» PROBLEM REQUIREMENTS
Every line of the records below should be restated exactly.

##### EXTRACTED RECORDS

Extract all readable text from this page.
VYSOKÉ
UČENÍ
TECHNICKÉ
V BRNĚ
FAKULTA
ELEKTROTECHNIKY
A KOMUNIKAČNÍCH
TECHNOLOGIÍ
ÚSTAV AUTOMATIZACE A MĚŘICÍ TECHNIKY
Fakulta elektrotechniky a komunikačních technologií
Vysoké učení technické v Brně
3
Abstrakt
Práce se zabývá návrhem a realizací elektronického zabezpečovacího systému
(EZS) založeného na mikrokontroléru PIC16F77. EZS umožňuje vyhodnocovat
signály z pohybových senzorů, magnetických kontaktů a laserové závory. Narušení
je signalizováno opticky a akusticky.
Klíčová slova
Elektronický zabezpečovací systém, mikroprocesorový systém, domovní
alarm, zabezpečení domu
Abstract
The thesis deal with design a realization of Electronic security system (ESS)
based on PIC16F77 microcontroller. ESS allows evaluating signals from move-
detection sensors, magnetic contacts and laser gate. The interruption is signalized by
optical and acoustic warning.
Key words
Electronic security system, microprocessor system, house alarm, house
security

##########

» ANSWER TO THIS PROBLEM
Extract all readable text from this page.
VYSOKÉ
UČENÍ
TECHNICKÉ
V BRNĚ
FAKULTA
ELEKTROTECHNIKY
A KOMUNIKAČNÍCH
TECHNOLOGIÍ
ÚSTAV AUTOMATIZACE A MĚŘICÍ TECHNIKY
Fakulta elektrotechniky a komunikačních technologií
Vysoké učení technické v Brně
3
Abstrakt
Práce se zabývá návrhem a realizací elektronického zabezpečovacího systému
(EZS) založeného na mikrokontroléru PIC16F77. EZS umožňuje vyhodnocovat
signály z pohybových senzorů, magnetických kontaktů a laserové závory. Narušení
je signalizováno opticky a akusticky.
Klíčová slova
Elektronický zabezpečovací systém, mikroprocesorový systém, domovní
alarm, zabezpečení domu
Abstract
The thesis deal with design a realization of Electronic security system (ESS)
based on PIC16F77 microcontroller. ESS allows evaluating signals from move-
detection sensors, magnetic contacts and laser gate. The interruption is signalized by
optical and acoustic warning.
Key words
Electronic security system, microprocessor system, house alarm, house
security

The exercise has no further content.